**Brief**
Skip the images and return the records below exactly.

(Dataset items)
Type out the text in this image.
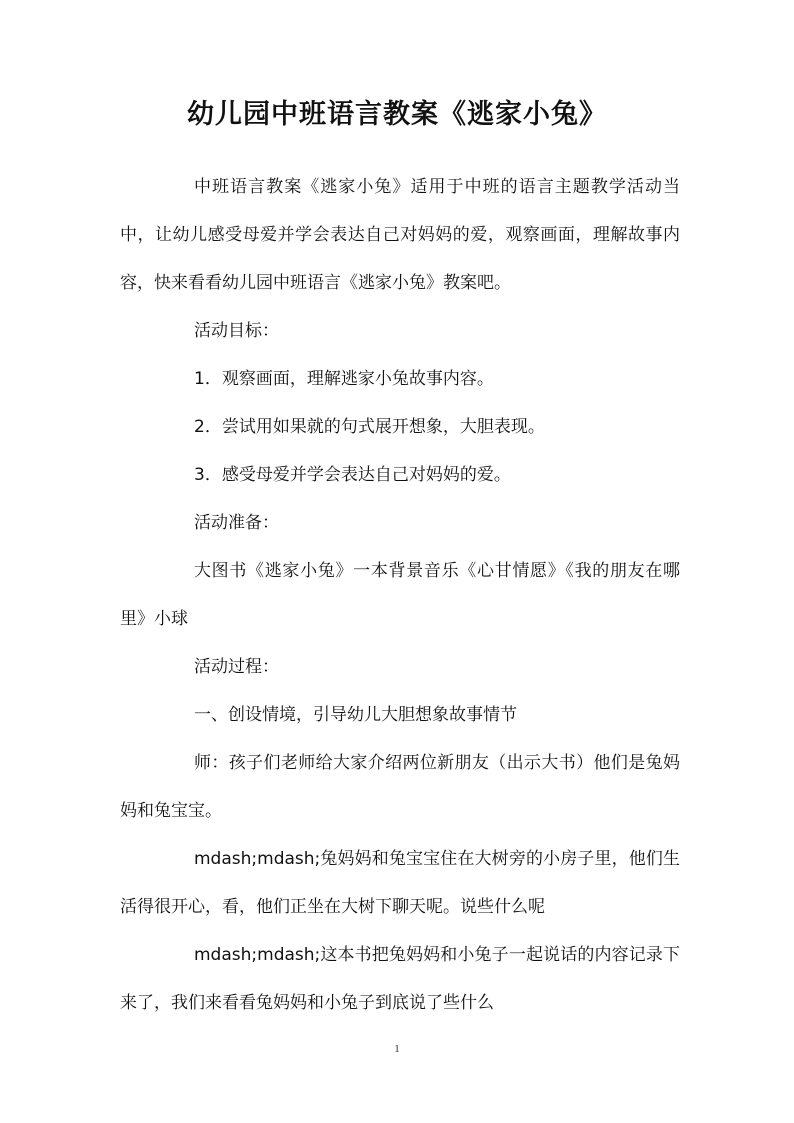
幼儿园中班语言教案《逃家小兔》

中班语言教案《逃家小兔》适用于中班的语言主题教学活动当中，让幼儿感受母爱并学会表达自己对妈妈的爱，观察画面，理解故事内容，快来看看幼儿园中班语言《逃家小兔》教案吧。

活动目标：

1．观察画面，理解逃家小兔故事内容。

2．尝试用如果就的句式展开想象，大胆表现。

3．感受母爱并学会表达自己对妈妈的爱。

活动准备：

大图书《逃家小兔》一本背景音乐《心甘情愿》《我的朋友在哪里》小球

活动过程：

一、创设情境，引导幼儿大胆想象故事情节

师：孩子们老师给大家介绍两位新朋友（出示大书）他们是兔妈妈和兔宝宝。

mdash;mdash;兔妈妈和兔宝宝住在大树旁的小房子里，他们生活得很开心，看，他们正坐在大树下聊天呢。说些什么呢

mdash;mdash;这本书把兔妈妈和小兔子一起说话的内容记录下来了，我们来看看兔妈妈和小兔子到底说了些什么

1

**Solution for this exercise**
Type out the text in this image.
幼儿园中班语言教案《逃家小兔》

中班语言教案《逃家小兔》适用于中班的语言主题教学活动当中，让幼儿感受母爱并学会表达自己对妈妈的爱，观察画面，理解故事内容，快来看看幼儿园中班语言《逃家小兔》教案吧。

活动目标：

1．观察画面，理解逃家小兔故事内容。

2．尝试用如果就的句式展开想象，大胆表现。

3．感受母爱并学会表达自己对妈妈的爱。

活动准备：

大图书《逃家小兔》一本背景音乐《心甘情愿》《我的朋友在哪里》小球

活动过程：

一、创设情境，引导幼儿大胆想象故事情节

师：孩子们老师给大家介绍两位新朋友（出示大书）他们是兔妈妈和兔宝宝。

mdash;mdash;兔妈妈和兔宝宝住在大树旁的小房子里，他们生活得很开心，看，他们正坐在大树下聊天呢。说些什么呢

mdash;mdash;这本书把兔妈妈和小兔子一起说话的内容记录下来了，我们来看看兔妈妈和小兔子到底说了些什么

1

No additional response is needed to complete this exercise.